(Selected text):
Use with AI agents via MCP

CSS Color Extractor is available as a tool for AI assistants that support the Model Context Protocol (MCP).

Add the Apify MCP server to your AI client — this gives you access to all Apify actors, including this one:

Setup for Claude Code

$claude mcp add --transport http apify "https://mcp.apify.com"

Setup for Claude Desktop, Cursor, or VS Code

Add this to your MCP config file:

{
"mcpServers": {
"apify": {
"url": "https://mcp.apify.com"
}
}
}

Your AI assistant will use OAuth to authenticate with your Apify account on first use.

Example prompts

Once connected, try asking your AI assistant:

  • "Use automation-lab/css-color-extractor to extract all CSS colors from https://stripe.com and show me the top 10 most-used colors"
  • "Extract the color palette from https://example.com with hex normalization, then check if any colors are missing from our brand guidelines"
  • "Analyze https://competitor.com's color palette and identify which colors appear most in their branding"

(Apply what you read):
1. Answer from the text about using CSS Color Extractor with AI agents:
(a) What URL is given for the Apify MCP server?
(b) What does the AI assistant use to authenticate with the Apify account on first use?
(c) Which actor name appears in the first example prompt?
2. Resume the text about using CSS Color Extractor with AI agents, starting right after its last example prompt.

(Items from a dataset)
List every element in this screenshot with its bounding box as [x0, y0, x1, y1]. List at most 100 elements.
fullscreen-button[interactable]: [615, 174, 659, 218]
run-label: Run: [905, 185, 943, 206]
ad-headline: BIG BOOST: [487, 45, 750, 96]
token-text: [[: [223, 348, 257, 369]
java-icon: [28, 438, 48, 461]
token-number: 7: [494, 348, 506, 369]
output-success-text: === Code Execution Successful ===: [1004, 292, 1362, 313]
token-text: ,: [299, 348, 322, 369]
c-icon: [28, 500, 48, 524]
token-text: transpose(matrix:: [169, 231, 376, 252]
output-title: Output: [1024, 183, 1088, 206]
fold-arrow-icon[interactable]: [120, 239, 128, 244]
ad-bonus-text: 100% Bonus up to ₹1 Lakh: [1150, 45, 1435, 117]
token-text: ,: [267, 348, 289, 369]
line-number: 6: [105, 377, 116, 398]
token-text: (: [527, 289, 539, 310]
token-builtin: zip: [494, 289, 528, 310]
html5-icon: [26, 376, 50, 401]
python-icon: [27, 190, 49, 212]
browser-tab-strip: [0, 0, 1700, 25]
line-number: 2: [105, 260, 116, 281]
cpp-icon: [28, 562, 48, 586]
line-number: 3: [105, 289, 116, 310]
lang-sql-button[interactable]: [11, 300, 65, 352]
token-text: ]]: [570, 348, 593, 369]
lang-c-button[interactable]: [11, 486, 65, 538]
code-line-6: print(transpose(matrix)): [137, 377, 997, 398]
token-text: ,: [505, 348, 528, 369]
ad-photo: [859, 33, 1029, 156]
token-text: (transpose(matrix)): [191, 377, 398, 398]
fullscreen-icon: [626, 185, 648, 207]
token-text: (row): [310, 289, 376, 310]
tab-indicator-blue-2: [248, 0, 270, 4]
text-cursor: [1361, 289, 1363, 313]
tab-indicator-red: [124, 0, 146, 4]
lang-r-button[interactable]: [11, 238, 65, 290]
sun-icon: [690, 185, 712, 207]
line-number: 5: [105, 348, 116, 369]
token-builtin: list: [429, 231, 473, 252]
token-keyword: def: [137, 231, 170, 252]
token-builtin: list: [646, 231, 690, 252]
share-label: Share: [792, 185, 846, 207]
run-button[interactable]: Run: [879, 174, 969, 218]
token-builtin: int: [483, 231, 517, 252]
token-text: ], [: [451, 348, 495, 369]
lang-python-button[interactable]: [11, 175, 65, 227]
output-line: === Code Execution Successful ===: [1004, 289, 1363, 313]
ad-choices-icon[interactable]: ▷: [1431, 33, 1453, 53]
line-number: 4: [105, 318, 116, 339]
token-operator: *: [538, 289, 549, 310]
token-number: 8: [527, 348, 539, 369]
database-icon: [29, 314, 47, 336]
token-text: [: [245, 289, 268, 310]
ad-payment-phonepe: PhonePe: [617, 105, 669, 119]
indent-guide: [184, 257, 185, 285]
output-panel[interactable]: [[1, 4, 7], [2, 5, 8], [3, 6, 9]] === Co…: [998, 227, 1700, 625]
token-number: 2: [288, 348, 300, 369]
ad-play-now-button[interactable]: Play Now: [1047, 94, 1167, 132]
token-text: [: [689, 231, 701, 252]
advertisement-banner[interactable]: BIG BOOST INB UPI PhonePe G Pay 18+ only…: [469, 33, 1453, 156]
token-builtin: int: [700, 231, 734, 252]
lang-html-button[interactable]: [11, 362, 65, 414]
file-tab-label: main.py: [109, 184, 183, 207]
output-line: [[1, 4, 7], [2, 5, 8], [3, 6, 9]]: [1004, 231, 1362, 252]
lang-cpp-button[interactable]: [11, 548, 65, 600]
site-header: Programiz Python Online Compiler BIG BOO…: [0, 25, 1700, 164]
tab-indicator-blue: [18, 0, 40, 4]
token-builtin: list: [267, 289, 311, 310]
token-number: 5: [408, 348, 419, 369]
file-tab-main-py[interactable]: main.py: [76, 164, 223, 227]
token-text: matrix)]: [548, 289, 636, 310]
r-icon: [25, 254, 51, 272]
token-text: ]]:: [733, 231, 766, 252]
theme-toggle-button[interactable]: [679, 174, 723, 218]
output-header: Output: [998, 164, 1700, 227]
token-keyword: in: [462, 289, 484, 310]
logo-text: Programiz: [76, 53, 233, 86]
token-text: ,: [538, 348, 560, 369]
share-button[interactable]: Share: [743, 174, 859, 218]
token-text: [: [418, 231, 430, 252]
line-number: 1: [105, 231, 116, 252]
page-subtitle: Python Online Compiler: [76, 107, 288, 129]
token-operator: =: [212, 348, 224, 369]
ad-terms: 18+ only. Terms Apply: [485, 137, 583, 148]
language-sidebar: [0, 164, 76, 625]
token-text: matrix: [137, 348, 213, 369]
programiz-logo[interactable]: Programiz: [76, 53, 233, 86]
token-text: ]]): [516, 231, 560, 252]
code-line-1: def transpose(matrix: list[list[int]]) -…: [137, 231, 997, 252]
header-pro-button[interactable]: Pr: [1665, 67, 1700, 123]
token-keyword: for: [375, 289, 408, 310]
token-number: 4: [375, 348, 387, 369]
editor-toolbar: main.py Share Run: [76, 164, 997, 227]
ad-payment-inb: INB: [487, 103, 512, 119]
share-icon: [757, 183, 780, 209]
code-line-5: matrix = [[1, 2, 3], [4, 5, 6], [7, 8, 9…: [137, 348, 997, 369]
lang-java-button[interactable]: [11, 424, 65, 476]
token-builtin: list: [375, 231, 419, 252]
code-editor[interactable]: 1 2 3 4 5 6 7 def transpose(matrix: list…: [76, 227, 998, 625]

(Numbered answers):
1.
(a) https://mcp.apify.com
(b) OAuth
(c) automation-lab/css-color-extractor

2.
Learn more in the Apify MCP documentation.


Yes — CSS stylesheets are publicly served assets, analogous to reading a webpage's source code. CSS Color Extractor makes standard HTTP GET requests to fetch CSS files, the same requests your browser makes when loading a page.

We follow ethical scraping practices:

  • We do not bypass authentication, CAPTCHAs, or access controls
  • We only request publicly available CSS files that any browser would fetch
  • We respect robots.txt conventions (CSS files are rarely restricted)
  • We do not store or share any personal data — CSS color values are purely technical metadata

Always ensure your use case complies with the target site's Terms of Service and applicable laws (GDPR, CCPA, etc.). For commercial or large-scale use, consult your legal team.


FAQ

How fast is CSS Color Extractor? Very fast — each URL typically takes 2-10 seconds depending on the number of external stylesheets and their sizes. Pure HTTP with no browser means minimal overhead. A batch of 50 URLs usually completes in under 2 minutes.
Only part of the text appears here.